### [STATED PROBLEM]
Every record below should be printed exactly as it appears.

### [DATASET]
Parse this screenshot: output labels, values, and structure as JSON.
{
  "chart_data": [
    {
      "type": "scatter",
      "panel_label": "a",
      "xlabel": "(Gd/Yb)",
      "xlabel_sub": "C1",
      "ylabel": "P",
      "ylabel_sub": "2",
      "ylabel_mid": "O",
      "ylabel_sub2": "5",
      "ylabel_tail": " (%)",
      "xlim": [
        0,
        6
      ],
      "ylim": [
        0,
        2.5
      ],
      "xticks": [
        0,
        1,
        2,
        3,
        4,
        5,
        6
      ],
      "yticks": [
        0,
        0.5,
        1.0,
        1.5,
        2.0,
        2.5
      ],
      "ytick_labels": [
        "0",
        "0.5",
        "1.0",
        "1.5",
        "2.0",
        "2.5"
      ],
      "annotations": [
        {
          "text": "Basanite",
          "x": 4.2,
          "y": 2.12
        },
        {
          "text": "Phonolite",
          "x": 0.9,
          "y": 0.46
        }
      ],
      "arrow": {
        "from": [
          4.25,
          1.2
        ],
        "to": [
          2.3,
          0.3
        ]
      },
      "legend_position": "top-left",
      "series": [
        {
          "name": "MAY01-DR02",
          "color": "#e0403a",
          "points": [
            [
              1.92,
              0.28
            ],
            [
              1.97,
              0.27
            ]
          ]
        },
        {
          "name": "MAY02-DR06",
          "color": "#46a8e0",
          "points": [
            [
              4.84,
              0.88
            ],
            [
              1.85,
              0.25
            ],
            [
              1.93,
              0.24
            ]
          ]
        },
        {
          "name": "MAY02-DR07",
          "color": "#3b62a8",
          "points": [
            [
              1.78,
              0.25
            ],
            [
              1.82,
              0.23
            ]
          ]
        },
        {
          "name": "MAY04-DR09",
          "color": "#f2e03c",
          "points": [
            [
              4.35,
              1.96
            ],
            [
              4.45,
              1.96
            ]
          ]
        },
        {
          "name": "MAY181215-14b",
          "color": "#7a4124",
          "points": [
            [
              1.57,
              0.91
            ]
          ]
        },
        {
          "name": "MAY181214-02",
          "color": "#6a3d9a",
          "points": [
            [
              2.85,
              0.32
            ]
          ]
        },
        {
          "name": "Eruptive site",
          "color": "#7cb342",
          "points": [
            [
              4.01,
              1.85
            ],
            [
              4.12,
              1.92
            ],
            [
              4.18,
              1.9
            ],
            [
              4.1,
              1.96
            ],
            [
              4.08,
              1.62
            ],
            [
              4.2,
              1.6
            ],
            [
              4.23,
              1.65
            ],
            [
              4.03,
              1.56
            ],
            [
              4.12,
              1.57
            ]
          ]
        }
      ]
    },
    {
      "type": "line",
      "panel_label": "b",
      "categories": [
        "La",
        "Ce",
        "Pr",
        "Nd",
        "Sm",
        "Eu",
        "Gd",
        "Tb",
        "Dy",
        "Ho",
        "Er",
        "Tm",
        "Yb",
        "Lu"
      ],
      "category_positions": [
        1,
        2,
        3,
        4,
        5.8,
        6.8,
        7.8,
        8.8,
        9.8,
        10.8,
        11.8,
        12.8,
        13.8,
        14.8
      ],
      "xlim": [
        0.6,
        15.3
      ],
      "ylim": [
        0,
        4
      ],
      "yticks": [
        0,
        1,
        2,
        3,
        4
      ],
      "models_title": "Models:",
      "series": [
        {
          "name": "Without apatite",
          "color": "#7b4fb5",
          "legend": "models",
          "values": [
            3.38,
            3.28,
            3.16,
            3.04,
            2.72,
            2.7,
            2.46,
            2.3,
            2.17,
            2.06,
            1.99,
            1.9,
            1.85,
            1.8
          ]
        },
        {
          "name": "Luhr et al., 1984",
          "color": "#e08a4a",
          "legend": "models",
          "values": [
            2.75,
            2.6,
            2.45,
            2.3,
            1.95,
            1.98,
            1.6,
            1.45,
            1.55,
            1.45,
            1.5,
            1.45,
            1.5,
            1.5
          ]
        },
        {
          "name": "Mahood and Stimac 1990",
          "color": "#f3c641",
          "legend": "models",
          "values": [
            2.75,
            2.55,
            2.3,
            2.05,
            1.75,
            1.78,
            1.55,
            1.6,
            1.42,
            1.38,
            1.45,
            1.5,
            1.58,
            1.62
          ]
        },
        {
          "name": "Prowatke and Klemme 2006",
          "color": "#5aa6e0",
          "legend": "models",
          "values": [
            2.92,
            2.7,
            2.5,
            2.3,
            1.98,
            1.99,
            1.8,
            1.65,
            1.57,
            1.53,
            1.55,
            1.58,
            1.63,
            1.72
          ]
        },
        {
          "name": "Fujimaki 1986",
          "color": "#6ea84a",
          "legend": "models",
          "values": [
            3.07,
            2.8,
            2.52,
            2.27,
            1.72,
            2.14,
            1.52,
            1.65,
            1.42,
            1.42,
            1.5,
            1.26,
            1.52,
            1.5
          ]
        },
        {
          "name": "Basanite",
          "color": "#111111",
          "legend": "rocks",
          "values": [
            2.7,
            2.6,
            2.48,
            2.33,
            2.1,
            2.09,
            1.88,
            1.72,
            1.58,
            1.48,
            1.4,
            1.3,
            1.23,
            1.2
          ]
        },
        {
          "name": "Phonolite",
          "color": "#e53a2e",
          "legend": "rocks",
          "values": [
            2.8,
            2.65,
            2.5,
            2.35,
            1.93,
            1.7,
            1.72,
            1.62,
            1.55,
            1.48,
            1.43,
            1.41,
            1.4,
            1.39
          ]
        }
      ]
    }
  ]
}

### [RESULT BELOW]
Parse this screenshot: output labels, values, and structure as JSON.
{
  "chart_data": [
    {
      "type": "scatter",
      "panel_label": "a",
      "xlabel": "(Gd/Yb)",
      "xlabel_sub": "C1",
      "ylabel": "P",
      "ylabel_sub": "2",
      "ylabel_mid": "O",
      "ylabel_sub2": "5",
      "ylabel_tail": " (%)",
      "xlim": [
        0,
        6
      ],
      "ylim": [
        0,
        2.5
      ],
      "xticks": [
        0,
        1,
        2,
        3,
        4,
        5,
        6
      ],
      "yticks": [
        0,
        0.5,
        1.0,
        1.5,
        2.0,
        2.5
      ],
      "ytick_labels": [
        "0",
        "0.5",
        "1.0",
        "1.5",
        "2.0",
        "2.5"
      ],
      "annotations": [
        {
          "text": "Basanite",
          "x": 4.2,
          "y": 2.12
        },
        {
          "text": "Phonolite",
          "x": 0.9,
          "y": 0.46
        }
      ],
      "arrow": {
        "from": [
          4.25,
          1.2
        ],
        "to": [
          2.3,
          0.3
        ]
      },
      "legend_position": "top-left",
      "series": [
        {
          "name": "MAY01-DR02",
          "color": "#e0403a",
          "points": [
            [
              1.92,
              0.28
            ],
            [
              1.97,
              0.27
            ]
          ]
        },
        {
          "name": "MAY02-DR06",
          "color": "#46a8e0",
          "points": [
            [
              4.84,
              0.88
            ],
            [
              1.85,
              0.25
            ],
            [
              1.93,
              0.24
            ]
          ]
        },
        {
          "name": "MAY02-DR07",
          "color": "#3b62a8",
          "points": [
            [
              1.78,
              0.25
            ],
            [
              1.82,
              0.23
            ]
          ]
        },
        {
          "name": "MAY04-DR09",
          "color": "#f2e03c",
          "points": [
            [
              4.35,
              1.96
            ],
            [
              4.45,
              1.96
            ]
          ]
        },
        {
          "name": "MAY181215-14b",
          "color": "#7a4124",
          "points": [
            [
              1.57,
              0.91
            ]
          ]
        },
        {
          "name": "MAY181214-02",
          "color": "#6a3d9a",
          "points": [
            [
              2.85,
              0.32
            ]
          ]
        },
        {
          "name": "Eruptive site",
          "color": "#7cb342",
          "points": [
            [
              4.01,
              1.85
            ],
            [
              4.12,
              1.92
            ],
            [
              4.18,
              1.9
            ],
            [
              4.1,
              1.96
            ],
            [
              4.08,
              1.62
            ],
            [
              4.2,
              1.6
            ],
            [
              4.23,
              1.65
            ],
            [
              4.03,
              1.56
            ],
            [
              4.12,
              1.57
            ]
          ]
        }
      ]
    },
    {
      "type": "line",
      "panel_label": "b",
      "categories": [
        "La",
        "Ce",
        "Pr",
        "Nd",
        "Sm",
        "Eu",
        "Gd",
        "Tb",
        "Dy",
        "Ho",
        "Er",
        "Tm",
        "Yb",
        "Lu"
      ],
      "category_positions": [
        1,
        2,
        3,
        4,
        5.8,
        6.8,
        7.8,
        8.8,
        9.8,
        10.8,
        11.8,
        12.8,
        13.8,
        14.8
      ],
      "xlim": [
        0.6,
        15.3
      ],
      "ylim": [
        0,
        4
      ],
      "yticks": [
        0,
        1,
        2,
        3,
        4
      ],
      "models_title": "Models:",
      "series": [
        {
          "name": "Without apatite",
          "color": "#7b4fb5",
          "legend": "models",
          "values": [
            3.38,
            3.28,
            3.16,
            3.04,
            2.72,
            2.7,
            2.46,
            2.3,
            2.17,
            2.06,
            1.99,
            1.9,
            1.85,
            1.8
          ]
        },
        {
          "name": "Luhr et al., 1984",
          "color": "#e08a4a",
          "legend": "models",
          "values": [
            2.75,
            2.6,
            2.45,
            2.3,
            1.95,
            1.98,
            1.6,
            1.45,
            1.55,
            1.45,
            1.5,
            1.45,
            1.5,
            1.5
          ]
        },
        {
          "name": "Mahood and Stimac 1990",
          "color": "#f3c641",
          "legend": "models",
          "values": [
            2.75,
            2.55,
            2.3,
            2.05,
            1.75,
            1.78,
            1.55,
            1.6,
            1.42,
            1.38,
            1.45,
            1.5,
            1.58,
            1.62
          ]
        },
        {
          "name": "Prowatke and Klemme 2006",
          "color": "#5aa6e0",
          "legend": "models",
          "values": [
            2.92,
            2.7,
            2.5,
            2.3,
            1.98,
            1.99,
            1.8,
            1.65,
            1.57,
            1.53,
            1.55,
            1.58,
            1.63,
            1.72
          ]
        },
        {
          "name": "Fujimaki 1986",
          "color": "#6ea84a",
          "legend": "models",
          "values": [
            3.07,
            2.8,
            2.52,
            2.27,
            1.72,
            2.14,
            1.52,
            1.65,
            1.42,
            1.42,
            1.5,
            1.26,
            1.52,
            1.5
          ]
        },
        {
          "name": "Basanite",
          "color": "#111111",
          "legend": "rocks",
          "values": [
            2.7,
            2.6,
            2.48,
            2.33,
            2.1,
            2.09,
            1.88,
            1.72,
            1.58,
            1.48,
            1.4,
            1.3,
            1.23,
            1.2
          ]
        },
        {
          "name": "Phonolite",
          "color": "#e53a2e",
          "legend": "rocks",
          "values": [
            2.8,
            2.65,
            2.5,
            2.35,
            1.93,
            1.7,
            1.72,
            1.62,
            1.55,
            1.48,
            1.43,
            1.41,
            1.4,
            1.39
          ]
        }
      ]
    }
  ]
}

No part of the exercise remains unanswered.